[Work order] Reproduce the passage of the Flintstones comic text below from "Like in the" to "to the cartoon.".
──────── Page text ────────
The Flintstones is a comic adaptation of the cartoon of the same name, written in 2016 by Mark Russell with interior art by Steve Pugh and published by DC Comics as part of their Hanna-Barbera Beyond initiative. While there have been Flintstones comics in the past, this adaptation is more adult than past comics and generally does not try to mimic Hanna-Barbera's art style. It ran for 12 issues.

Like in the cartoon, the comic follows Fred Flintstone as he tries to navigate a stone age life analogous to modern day. Joining him are his patient wife Wilma, teenage daughter Pebbles, and friends & neighbors Barney, Betty, and Bam-Bam Rubble. Issues are episodic, but with plenty of world building and recurring minor characters.

Note that in this comic Fred gets Dino when Pebbles is a teenager, setting it into its own continuity and thus not acting as a sequel to the cartoon.


The Flintstones comic provides examples of:

  • 555: A newspaper ad at Issue #9 reads "Call 555-cave - cave renovations!".
  • Adaptational Attractiveness: Rather than just being fat, Fred, Barney and most cavemen have fairly muscular builds due to their primitive lifestyle. Russell stated he wanted Fred to resemble a former high school jock.
  • Adaptational Angst Upgrade: With the more serious tone, several characters have undergone this. Notably, Fred and Barney still carry lingering regrets about the war and Barney had a difficult time when he learned he was infertile.
  • Adaptational Curves: A given since the entire cast are reimagined from simply and cartoony drawings to more realistic figures. It's especially noticeable with Mr. Slate who's got an especially muscular stocky build compared to his original look.
  • Adaptational Heroism: Fred was a Nice Guy in the cartoon but also an ill tempered schemer that verged on Jerk with a Heart of Gold levels even on a good day. Here he is much more altruistic, to the point of being a de facto Token Good Teammate to the citizens of Bedrock.
  • Adaptational Nice Guy: Fred and Wilma lose much of their marital antagonism (a cornerstone for a number of the original show's episodic plot lines) in favour of making them a united everyman front against greater societal dysfunction.
  • Adaptational Villainy: Mr. Slate is changed from an occasionally mean but not particularly evil boss, to a greedy, oppressive, genocidal bastard who happily murders thousands to make a profit.
    • He does take a few levels of kindness as the comic goes on, culminating in the final issue, despite being angry at Fred for losing a bowling tournament for their team, he still gives Fred the promotion he promised as an incentive for him to win the game for them.
  • Age Lift: Pebbles and Bamm-Bamm are middle-schoolers instead of babies.
  • Alien Invasion: Alien teens invade Bedrock for Spring Break.
  • Alien Non-Interference Clause: Prior to this, the first (adult) aliens who visit Bedrock claim their galactic code prohibits them from interfering in any way.
  • Art Shift: The comic goes for a more realistic art style and the classic cartoon style is only used for visual gags like photos and Imagine Spot sketches. Dino is about halfway between the two.
  • Authority in Name Only: The people of Bedrock finally get fed up with their mayor Clod the Destroyer's Warhawk tendencies and mismanagement of funds, but they don't have a way to remove him from office. So Wilma and Clod's secretary work together to trick Clod into spending all his time in a fake office with no connection to the outside, while actually competent people run the town.
──────── Dataset content ────────
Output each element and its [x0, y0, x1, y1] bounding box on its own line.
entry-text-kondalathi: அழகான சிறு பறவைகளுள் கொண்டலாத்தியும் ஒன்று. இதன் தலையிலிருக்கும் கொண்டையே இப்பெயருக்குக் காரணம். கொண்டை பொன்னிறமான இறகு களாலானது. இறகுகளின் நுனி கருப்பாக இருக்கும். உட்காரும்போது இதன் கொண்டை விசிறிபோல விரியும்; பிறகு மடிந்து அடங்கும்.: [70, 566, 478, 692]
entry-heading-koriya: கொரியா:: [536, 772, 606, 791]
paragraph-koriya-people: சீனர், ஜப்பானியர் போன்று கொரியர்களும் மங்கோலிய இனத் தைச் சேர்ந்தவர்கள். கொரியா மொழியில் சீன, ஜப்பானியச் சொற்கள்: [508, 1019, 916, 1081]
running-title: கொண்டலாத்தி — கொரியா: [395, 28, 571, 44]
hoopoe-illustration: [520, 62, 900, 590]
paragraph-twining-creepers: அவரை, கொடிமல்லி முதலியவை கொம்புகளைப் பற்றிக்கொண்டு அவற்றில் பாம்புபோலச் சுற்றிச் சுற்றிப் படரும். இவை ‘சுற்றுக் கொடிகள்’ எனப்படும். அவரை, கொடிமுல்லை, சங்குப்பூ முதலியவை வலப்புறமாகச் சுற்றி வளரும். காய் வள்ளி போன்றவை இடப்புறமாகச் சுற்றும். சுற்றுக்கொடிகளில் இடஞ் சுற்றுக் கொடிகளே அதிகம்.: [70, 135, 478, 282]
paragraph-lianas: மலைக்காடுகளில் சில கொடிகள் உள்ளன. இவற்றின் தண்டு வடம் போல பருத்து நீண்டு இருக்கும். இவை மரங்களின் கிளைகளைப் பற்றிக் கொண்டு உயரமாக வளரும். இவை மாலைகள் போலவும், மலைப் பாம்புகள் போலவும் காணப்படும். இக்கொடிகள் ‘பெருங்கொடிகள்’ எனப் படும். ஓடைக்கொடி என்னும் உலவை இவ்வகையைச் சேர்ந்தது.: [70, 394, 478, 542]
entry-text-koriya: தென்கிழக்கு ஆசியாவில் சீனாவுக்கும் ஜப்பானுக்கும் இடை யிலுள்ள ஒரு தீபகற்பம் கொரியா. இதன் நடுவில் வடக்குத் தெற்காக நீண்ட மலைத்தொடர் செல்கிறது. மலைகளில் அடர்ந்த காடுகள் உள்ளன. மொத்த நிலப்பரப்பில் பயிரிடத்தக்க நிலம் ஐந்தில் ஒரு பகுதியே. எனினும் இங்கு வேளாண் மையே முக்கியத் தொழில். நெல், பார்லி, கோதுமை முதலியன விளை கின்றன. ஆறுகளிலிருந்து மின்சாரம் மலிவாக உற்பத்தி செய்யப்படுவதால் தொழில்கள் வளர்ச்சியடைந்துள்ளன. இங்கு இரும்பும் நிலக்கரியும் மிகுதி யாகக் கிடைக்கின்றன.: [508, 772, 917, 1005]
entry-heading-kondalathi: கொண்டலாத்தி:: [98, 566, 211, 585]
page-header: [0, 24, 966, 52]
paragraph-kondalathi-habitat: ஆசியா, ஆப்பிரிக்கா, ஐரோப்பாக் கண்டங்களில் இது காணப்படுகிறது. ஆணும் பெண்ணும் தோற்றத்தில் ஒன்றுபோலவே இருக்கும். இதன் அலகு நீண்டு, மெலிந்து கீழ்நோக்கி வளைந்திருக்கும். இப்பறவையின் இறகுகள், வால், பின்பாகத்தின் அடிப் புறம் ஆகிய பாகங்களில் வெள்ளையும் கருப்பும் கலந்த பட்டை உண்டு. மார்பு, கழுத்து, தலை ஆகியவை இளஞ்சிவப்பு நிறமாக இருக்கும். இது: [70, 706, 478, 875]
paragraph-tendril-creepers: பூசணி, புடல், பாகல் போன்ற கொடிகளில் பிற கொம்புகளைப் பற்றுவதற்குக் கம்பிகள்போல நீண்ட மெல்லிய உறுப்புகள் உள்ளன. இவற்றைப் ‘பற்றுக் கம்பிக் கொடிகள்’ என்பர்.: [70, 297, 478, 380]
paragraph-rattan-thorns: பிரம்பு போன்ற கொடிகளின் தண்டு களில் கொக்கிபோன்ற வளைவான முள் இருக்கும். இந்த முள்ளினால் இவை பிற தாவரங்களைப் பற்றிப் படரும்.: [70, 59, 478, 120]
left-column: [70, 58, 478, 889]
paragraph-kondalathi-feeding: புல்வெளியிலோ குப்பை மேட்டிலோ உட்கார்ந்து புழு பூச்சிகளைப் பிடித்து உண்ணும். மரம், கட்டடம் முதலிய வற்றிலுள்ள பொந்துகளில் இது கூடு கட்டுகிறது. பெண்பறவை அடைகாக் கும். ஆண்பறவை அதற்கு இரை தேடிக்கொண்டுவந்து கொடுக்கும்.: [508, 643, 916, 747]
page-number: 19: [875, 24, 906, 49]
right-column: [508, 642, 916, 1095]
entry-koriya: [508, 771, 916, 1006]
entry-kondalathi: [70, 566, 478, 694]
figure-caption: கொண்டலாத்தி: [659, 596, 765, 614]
────────
[Response box]
Like in the cartoon, the comic follows Fred Flintstone as he tries to navigate a stone age life analogous to modern day. Joining him are his patient wife Wilma, teenage daughter Pebbles, and friends & neighbors Barney, Betty, and Bam-Bam Rubble. Issues are episodic, but with plenty of world building and recurring minor characters.

Note that in this comic Fred gets Dino when Pebbles is a teenager, setting it into its own continuity and thus not acting as a sequel to the cartoon.